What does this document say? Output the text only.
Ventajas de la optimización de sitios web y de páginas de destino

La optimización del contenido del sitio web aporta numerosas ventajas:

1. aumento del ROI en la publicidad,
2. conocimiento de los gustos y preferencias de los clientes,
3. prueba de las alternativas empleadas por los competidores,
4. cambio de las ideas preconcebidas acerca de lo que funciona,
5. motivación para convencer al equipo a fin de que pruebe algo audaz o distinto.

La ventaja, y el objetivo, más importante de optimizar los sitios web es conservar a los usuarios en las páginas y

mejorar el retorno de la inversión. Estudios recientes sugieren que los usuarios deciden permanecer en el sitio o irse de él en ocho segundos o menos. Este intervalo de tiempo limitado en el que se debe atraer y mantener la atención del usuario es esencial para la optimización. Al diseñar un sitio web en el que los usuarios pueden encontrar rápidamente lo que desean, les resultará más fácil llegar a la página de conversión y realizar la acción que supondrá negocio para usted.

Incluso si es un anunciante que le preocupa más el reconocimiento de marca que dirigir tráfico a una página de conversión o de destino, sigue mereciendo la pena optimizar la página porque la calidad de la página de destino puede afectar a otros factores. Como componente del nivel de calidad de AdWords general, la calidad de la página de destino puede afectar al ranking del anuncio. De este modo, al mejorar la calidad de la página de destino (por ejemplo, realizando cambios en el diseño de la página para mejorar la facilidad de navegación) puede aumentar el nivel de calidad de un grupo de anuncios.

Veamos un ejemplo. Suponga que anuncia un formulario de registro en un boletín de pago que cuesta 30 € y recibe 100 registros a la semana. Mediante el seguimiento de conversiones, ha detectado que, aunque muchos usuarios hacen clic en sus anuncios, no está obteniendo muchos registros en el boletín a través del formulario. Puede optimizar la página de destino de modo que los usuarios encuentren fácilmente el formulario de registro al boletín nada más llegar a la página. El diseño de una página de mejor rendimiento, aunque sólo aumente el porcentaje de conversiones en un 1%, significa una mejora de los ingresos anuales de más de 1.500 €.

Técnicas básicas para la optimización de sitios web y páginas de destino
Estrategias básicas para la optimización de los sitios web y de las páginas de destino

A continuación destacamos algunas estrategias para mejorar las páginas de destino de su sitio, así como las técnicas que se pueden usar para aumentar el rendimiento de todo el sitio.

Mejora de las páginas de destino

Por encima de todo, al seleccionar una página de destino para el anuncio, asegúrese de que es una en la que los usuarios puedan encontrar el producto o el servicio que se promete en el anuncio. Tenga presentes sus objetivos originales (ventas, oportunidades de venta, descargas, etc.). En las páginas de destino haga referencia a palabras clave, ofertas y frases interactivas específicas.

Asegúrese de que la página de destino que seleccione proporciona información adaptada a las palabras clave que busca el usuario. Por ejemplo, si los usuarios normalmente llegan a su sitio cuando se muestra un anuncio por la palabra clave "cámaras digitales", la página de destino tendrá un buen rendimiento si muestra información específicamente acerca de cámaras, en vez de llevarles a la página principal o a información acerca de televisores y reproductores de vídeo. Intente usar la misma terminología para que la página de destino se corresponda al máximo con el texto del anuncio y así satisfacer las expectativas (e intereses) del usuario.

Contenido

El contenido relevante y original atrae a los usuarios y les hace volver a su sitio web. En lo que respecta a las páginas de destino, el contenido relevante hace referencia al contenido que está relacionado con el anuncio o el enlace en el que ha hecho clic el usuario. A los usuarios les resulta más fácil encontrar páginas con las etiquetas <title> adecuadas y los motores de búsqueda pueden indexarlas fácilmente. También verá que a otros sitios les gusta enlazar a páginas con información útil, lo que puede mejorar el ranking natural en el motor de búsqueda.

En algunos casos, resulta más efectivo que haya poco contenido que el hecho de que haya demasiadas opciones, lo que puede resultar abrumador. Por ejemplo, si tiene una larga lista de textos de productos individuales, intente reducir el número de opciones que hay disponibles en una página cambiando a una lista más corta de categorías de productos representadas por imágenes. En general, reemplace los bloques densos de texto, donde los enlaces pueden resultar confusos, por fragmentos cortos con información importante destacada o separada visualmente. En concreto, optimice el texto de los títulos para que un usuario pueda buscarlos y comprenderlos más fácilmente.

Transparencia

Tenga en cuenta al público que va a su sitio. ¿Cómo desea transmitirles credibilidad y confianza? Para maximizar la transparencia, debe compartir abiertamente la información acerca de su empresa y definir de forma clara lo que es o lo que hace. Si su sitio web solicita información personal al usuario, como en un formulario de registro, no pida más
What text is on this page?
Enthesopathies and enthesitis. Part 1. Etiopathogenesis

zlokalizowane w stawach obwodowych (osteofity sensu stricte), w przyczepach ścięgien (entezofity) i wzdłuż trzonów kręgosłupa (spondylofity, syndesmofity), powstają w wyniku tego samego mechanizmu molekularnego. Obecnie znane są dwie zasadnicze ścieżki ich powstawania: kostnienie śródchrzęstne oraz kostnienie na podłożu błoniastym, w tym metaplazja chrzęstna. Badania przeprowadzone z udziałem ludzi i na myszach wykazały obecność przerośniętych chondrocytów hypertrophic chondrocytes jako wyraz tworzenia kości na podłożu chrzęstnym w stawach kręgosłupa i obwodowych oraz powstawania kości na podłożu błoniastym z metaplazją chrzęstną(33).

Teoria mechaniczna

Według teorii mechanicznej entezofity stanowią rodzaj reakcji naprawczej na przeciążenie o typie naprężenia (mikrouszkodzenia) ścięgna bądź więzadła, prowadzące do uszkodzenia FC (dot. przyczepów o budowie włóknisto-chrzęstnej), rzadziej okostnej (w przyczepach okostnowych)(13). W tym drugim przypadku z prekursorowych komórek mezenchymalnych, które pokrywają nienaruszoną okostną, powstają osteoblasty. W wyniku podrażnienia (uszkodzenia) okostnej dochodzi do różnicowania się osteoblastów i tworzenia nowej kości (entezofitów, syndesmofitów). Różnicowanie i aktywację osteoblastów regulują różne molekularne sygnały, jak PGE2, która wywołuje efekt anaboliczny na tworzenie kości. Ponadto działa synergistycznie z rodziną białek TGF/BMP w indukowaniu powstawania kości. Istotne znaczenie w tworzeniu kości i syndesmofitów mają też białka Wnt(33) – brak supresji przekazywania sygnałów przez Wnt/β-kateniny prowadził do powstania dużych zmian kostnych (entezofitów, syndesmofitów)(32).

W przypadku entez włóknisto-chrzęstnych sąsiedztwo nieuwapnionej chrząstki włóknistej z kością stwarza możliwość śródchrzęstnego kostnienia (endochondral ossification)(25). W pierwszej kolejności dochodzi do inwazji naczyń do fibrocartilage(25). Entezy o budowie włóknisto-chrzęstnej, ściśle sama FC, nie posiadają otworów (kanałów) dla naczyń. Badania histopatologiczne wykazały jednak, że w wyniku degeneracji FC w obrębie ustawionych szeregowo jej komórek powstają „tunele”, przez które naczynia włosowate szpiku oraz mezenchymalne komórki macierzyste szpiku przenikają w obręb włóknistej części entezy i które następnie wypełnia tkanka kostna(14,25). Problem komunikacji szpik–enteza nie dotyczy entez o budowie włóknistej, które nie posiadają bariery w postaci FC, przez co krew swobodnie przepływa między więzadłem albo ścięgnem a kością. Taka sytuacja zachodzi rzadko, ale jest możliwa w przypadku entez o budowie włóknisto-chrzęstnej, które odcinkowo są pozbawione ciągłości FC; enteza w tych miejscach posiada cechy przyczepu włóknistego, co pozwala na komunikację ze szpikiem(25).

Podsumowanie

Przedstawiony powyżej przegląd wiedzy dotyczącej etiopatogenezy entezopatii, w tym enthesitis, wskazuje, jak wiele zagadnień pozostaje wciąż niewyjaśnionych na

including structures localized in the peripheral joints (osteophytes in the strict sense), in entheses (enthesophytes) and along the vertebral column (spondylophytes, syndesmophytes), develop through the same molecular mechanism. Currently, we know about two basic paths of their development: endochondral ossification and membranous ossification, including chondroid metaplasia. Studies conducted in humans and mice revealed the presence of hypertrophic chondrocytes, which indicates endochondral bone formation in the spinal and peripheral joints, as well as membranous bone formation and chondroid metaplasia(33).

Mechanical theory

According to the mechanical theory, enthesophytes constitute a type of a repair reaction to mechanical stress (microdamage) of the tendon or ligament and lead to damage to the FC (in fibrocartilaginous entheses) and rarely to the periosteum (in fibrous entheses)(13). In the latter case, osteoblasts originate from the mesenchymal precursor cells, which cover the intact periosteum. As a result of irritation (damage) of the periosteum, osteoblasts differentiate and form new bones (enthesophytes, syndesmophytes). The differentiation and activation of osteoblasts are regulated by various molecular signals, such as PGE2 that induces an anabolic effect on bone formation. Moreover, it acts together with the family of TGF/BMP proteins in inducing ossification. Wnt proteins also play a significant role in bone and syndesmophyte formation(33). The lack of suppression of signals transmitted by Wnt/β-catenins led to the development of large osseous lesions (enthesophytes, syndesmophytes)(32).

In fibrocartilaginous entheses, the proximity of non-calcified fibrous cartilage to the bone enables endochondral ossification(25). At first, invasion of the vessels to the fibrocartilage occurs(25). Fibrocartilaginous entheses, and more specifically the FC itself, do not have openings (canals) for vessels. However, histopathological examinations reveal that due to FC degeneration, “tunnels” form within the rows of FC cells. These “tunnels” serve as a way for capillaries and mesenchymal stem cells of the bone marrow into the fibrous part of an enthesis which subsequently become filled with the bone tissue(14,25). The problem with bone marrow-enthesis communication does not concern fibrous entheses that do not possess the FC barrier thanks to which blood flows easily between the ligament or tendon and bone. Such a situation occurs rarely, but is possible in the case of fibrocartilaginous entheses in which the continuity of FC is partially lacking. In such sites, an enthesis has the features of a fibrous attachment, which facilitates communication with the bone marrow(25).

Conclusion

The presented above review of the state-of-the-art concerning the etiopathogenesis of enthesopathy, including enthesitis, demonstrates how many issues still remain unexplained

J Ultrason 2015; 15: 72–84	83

* _Assignment_
If the word "przyczepach" appears in a line above, copy that line.

* _Solution to this task_
zlokalizowane w stawach obwodowych (osteofity sensu stricte), w przyczepach ścięgien (entezofity) i wzdłuż trzonów kręgosłupa (spondylofity, syndesmofity), powstają w wyniku tego samego mechanizmu molekularnego. Obecnie znane są dwie zasadnicze ścieżki ich powstawania: kostnienie śródchrzęstne oraz kostnienie na podłożu błoniastym, w tym metaplazja chrzęstna. Badania przeprowadzone z udziałem ludzi i na myszach wykazały obecność przerośniętych chondrocytów hypertrophic chondrocytes jako wyraz tworzenia kości na podłożu chrzęstnym w stawach kręgosłupa i obwodowych oraz powstawania kości na podłożu błoniastym z metaplazją chrzęstną(33).
Według teorii mechanicznej entezofity stanowią rodzaj reakcji naprawczej na przeciążenie o typie naprężenia (mikrouszkodzenia) ścięgna bądź więzadła, prowadzące do uszkodzenia FC (dot. przyczepów o budowie włóknisto-chrzęstnej), rzadziej okostnej (w przyczepach okostnowych)(13). W tym drugim przypadku z prekursorowych komórek mezenchymalnych, które pokrywają nienaruszoną okostną, powstają osteoblasty. W wyniku podrażnienia (uszkodzenia) okostnej dochodzi do różnicowania się osteoblastów i tworzenia nowej kości (entezofitów, syndesmofitów). Różnicowanie i aktywację osteoblastów regulują różne molekularne sygnały, jak PGE2, która wywołuje efekt anaboliczny na tworzenie kości. Ponadto działa synergistycznie z rodziną białek TGF/BMP w indukowaniu powstawania kości. Istotne znaczenie w tworzeniu kości i syndesmofitów mają też białka Wnt(33) – brak supresji przekazywania sygnałów przez Wnt/β-kateniny prowadził do powstania dużych zmian kostnych (entezofitów, syndesmofitów)(32).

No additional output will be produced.